Data extracted from a collection:

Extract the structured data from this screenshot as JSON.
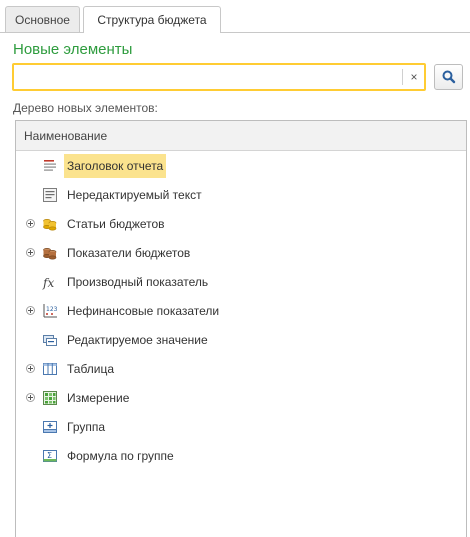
{
  "tabs": [
    {
      "label": "Основное",
      "active": false
    },
    {
      "label": "Структура бюджета",
      "active": true
    }
  ],
  "section_title": "Новые элементы",
  "search": {
    "value": "",
    "clear_symbol": "×"
  },
  "tree_label": "Дерево новых элементов:",
  "tree": {
    "column_header": "Наименование",
    "items": [
      {
        "label": "Заголовок отчета",
        "icon": "report-header-icon",
        "expandable": false,
        "selected": true
      },
      {
        "label": "Нередактируемый текст",
        "icon": "readonly-text-icon",
        "expandable": false,
        "selected": false
      },
      {
        "label": "Статьи бюджетов",
        "icon": "budget-items-icon",
        "expandable": true,
        "selected": false
      },
      {
        "label": "Показатели бюджетов",
        "icon": "budget-indicators-icon",
        "expandable": true,
        "selected": false
      },
      {
        "label": "Производный показатель",
        "icon": "function-icon",
        "expandable": false,
        "selected": false
      },
      {
        "label": "Нефинансовые показатели",
        "icon": "nonfinancial-icon",
        "expandable": true,
        "selected": false
      },
      {
        "label": "Редактируемое значение",
        "icon": "editable-value-icon",
        "expandable": false,
        "selected": false
      },
      {
        "label": "Таблица",
        "icon": "table-icon",
        "expandable": true,
        "selected": false
      },
      {
        "label": "Измерение",
        "icon": "dimension-icon",
        "expandable": true,
        "selected": false
      },
      {
        "label": "Группа",
        "icon": "group-icon",
        "expandable": false,
        "selected": false
      },
      {
        "label": "Формула по группе",
        "icon": "group-formula-icon",
        "expandable": false,
        "selected": false
      }
    ]
  },
  "colors": {
    "section_title": "#2e9c3e",
    "search_focus_border": "#ffcc33",
    "selection": "#fbe38e"
  }
}
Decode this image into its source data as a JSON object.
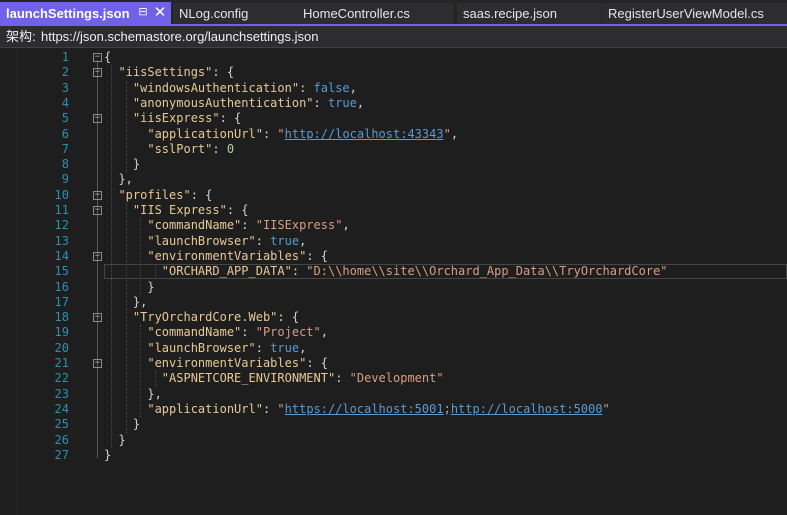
{
  "tabs": [
    {
      "label": "launchSettings.json",
      "active": true
    },
    {
      "label": "NLog.config"
    },
    {
      "label": "HomeController.cs"
    },
    {
      "label": "saas.recipe.json"
    },
    {
      "label": "RegisterUserViewModel.cs"
    }
  ],
  "schema": {
    "label": "架构:",
    "url": "https://json.schemastore.org/launchsettings.json"
  },
  "icons": {
    "pin": "pin-icon",
    "close": "close-icon",
    "fold": "fold-toggle-icon"
  },
  "colors": {
    "accent": "#7160e8",
    "key": "#e7c997",
    "string": "#d69d85",
    "keyword": "#569cd6",
    "line_number": "#2b91af"
  },
  "code_lines": [
    {
      "n": "1",
      "fold": true,
      "parts": [
        [
          "p",
          "{"
        ]
      ]
    },
    {
      "n": "2",
      "fold": true,
      "parts": [
        [
          "p",
          "  "
        ],
        [
          "k",
          "\"iisSettings\""
        ],
        [
          "p",
          ": {"
        ]
      ]
    },
    {
      "n": "3",
      "parts": [
        [
          "p",
          "    "
        ],
        [
          "k",
          "\"windowsAuthentication\""
        ],
        [
          "p",
          ": "
        ],
        [
          "b",
          "false"
        ],
        [
          "p",
          ","
        ]
      ]
    },
    {
      "n": "4",
      "parts": [
        [
          "p",
          "    "
        ],
        [
          "k",
          "\"anonymousAuthentication\""
        ],
        [
          "p",
          ": "
        ],
        [
          "b",
          "true"
        ],
        [
          "p",
          ","
        ]
      ]
    },
    {
      "n": "5",
      "fold": true,
      "parts": [
        [
          "p",
          "    "
        ],
        [
          "k",
          "\"iisExpress\""
        ],
        [
          "p",
          ": {"
        ]
      ]
    },
    {
      "n": "6",
      "parts": [
        [
          "p",
          "      "
        ],
        [
          "k",
          "\"applicationUrl\""
        ],
        [
          "p",
          ": "
        ],
        [
          "s",
          "\""
        ],
        [
          "u",
          "http://localhost:43343"
        ],
        [
          "s",
          "\""
        ],
        [
          "p",
          ","
        ]
      ]
    },
    {
      "n": "7",
      "parts": [
        [
          "p",
          "      "
        ],
        [
          "k",
          "\"sslPort\""
        ],
        [
          "p",
          ": "
        ],
        [
          "n",
          "0"
        ]
      ]
    },
    {
      "n": "8",
      "parts": [
        [
          "p",
          "    }"
        ]
      ]
    },
    {
      "n": "9",
      "parts": [
        [
          "p",
          "  },"
        ]
      ]
    },
    {
      "n": "10",
      "fold": true,
      "parts": [
        [
          "p",
          "  "
        ],
        [
          "k",
          "\"profiles\""
        ],
        [
          "p",
          ": {"
        ]
      ]
    },
    {
      "n": "11",
      "fold": true,
      "parts": [
        [
          "p",
          "    "
        ],
        [
          "k",
          "\"IIS Express\""
        ],
        [
          "p",
          ": {"
        ]
      ]
    },
    {
      "n": "12",
      "parts": [
        [
          "p",
          "      "
        ],
        [
          "k",
          "\"commandName\""
        ],
        [
          "p",
          ": "
        ],
        [
          "s",
          "\"IISExpress\""
        ],
        [
          "p",
          ","
        ]
      ]
    },
    {
      "n": "13",
      "parts": [
        [
          "p",
          "      "
        ],
        [
          "k",
          "\"launchBrowser\""
        ],
        [
          "p",
          ": "
        ],
        [
          "b",
          "true"
        ],
        [
          "p",
          ","
        ]
      ]
    },
    {
      "n": "14",
      "fold": true,
      "parts": [
        [
          "p",
          "      "
        ],
        [
          "k",
          "\"environmentVariables\""
        ],
        [
          "p",
          ": {"
        ]
      ]
    },
    {
      "n": "15",
      "current": true,
      "parts": [
        [
          "p",
          "        "
        ],
        [
          "k",
          "\"ORCHARD_APP_DATA\""
        ],
        [
          "p",
          ": "
        ],
        [
          "s",
          "\"D:\\\\home\\\\site\\\\Orchard_App_Data\\\\TryOrchardCore\""
        ]
      ]
    },
    {
      "n": "16",
      "parts": [
        [
          "p",
          "      }"
        ]
      ]
    },
    {
      "n": "17",
      "parts": [
        [
          "p",
          "    },"
        ]
      ]
    },
    {
      "n": "18",
      "fold": true,
      "parts": [
        [
          "p",
          "    "
        ],
        [
          "k",
          "\"TryOrchardCore.Web\""
        ],
        [
          "p",
          ": {"
        ]
      ]
    },
    {
      "n": "19",
      "parts": [
        [
          "p",
          "      "
        ],
        [
          "k",
          "\"commandName\""
        ],
        [
          "p",
          ": "
        ],
        [
          "s",
          "\"Project\""
        ],
        [
          "p",
          ","
        ]
      ]
    },
    {
      "n": "20",
      "parts": [
        [
          "p",
          "      "
        ],
        [
          "k",
          "\"launchBrowser\""
        ],
        [
          "p",
          ": "
        ],
        [
          "b",
          "true"
        ],
        [
          "p",
          ","
        ]
      ]
    },
    {
      "n": "21",
      "fold": true,
      "parts": [
        [
          "p",
          "      "
        ],
        [
          "k",
          "\"environmentVariables\""
        ],
        [
          "p",
          ": {"
        ]
      ]
    },
    {
      "n": "22",
      "parts": [
        [
          "p",
          "        "
        ],
        [
          "k",
          "\"ASPNETCORE_ENVIRONMENT\""
        ],
        [
          "p",
          ": "
        ],
        [
          "s",
          "\"Development\""
        ]
      ]
    },
    {
      "n": "23",
      "parts": [
        [
          "p",
          "      },"
        ]
      ]
    },
    {
      "n": "24",
      "parts": [
        [
          "p",
          "      "
        ],
        [
          "k",
          "\"applicationUrl\""
        ],
        [
          "p",
          ": "
        ],
        [
          "s",
          "\""
        ],
        [
          "u",
          "https://localhost:5001"
        ],
        [
          "s",
          ";"
        ],
        [
          "u",
          "http://localhost:5000"
        ],
        [
          "s",
          "\""
        ]
      ]
    },
    {
      "n": "25",
      "parts": [
        [
          "p",
          "    }"
        ]
      ]
    },
    {
      "n": "26",
      "parts": [
        [
          "p",
          "  }"
        ]
      ]
    },
    {
      "n": "27",
      "parts": [
        [
          "p",
          "}"
        ]
      ]
    }
  ]
}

Written task ▸ Pick out and copy the lines of the material that include the word "budget".

Correct answer ▸
        "icon": "budget-items-icon",
        "icon": "budget-indicators-icon",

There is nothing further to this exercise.